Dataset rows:
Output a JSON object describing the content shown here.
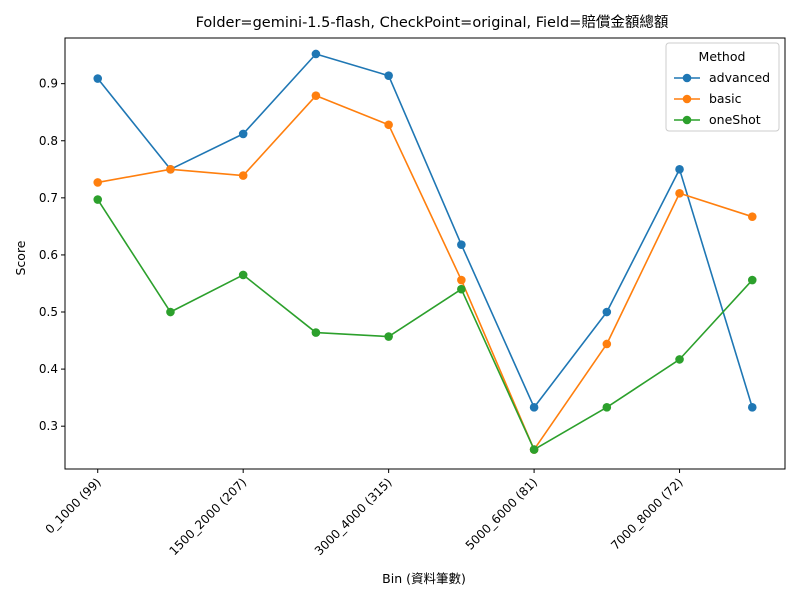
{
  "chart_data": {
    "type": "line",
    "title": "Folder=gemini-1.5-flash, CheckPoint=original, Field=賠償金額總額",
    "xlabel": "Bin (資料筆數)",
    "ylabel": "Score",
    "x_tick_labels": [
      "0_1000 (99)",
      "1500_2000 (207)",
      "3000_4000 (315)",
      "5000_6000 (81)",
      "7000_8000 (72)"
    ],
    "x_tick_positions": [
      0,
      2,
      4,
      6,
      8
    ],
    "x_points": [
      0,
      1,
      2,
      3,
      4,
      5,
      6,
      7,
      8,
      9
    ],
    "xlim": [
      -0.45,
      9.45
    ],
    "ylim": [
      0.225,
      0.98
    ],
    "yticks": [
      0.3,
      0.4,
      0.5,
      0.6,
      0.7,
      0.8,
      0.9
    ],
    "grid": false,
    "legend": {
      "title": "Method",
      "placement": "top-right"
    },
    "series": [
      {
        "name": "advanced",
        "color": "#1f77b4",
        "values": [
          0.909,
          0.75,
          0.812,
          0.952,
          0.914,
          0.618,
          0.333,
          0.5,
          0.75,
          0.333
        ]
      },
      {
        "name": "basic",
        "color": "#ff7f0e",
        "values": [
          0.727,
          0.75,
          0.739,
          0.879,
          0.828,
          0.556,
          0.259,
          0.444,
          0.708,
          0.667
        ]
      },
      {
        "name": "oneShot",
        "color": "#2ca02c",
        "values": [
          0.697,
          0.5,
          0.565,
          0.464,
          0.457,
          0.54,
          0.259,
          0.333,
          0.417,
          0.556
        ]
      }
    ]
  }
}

**To be done**: The pictures should not appear in the copy; every other part of the records above must be returned exactly.

**Task response**:
Output a JSON object describing the content shown here.
{
  "chart_data": {
    "type": "line",
    "title": "Folder=gemini-1.5-flash, CheckPoint=original, Field=賠償金額總額",
    "xlabel": "Bin (資料筆數)",
    "ylabel": "Score",
    "x_tick_labels": [
      "0_1000 (99)",
      "1500_2000 (207)",
      "3000_4000 (315)",
      "5000_6000 (81)",
      "7000_8000 (72)"
    ],
    "x_tick_positions": [
      0,
      2,
      4,
      6,
      8
    ],
    "x_points": [
      0,
      1,
      2,
      3,
      4,
      5,
      6,
      7,
      8,
      9
    ],
    "xlim": [
      -0.45,
      9.45
    ],
    "ylim": [
      0.225,
      0.98
    ],
    "yticks": [
      0.3,
      0.4,
      0.5,
      0.6,
      0.7,
      0.8,
      0.9
    ],
    "grid": false,
    "legend": {
      "title": "Method",
      "placement": "top-right"
    },
    "series": [
      {
        "name": "advanced",
        "color": "#1f77b4",
        "values": [
          0.909,
          0.75,
          0.812,
          0.952,
          0.914,
          0.618,
          0.333,
          0.5,
          0.75,
          0.333
        ]
      },
      {
        "name": "basic",
        "color": "#ff7f0e",
        "values": [
          0.727,
          0.75,
          0.739,
          0.879,
          0.828,
          0.556,
          0.259,
          0.444,
          0.708,
          0.667
        ]
      },
      {
        "name": "oneShot",
        "color": "#2ca02c",
        "values": [
          0.697,
          0.5,
          0.565,
          0.464,
          0.457,
          0.54,
          0.259,
          0.333,
          0.417,
          0.556
        ]
      }
    ]
  }
}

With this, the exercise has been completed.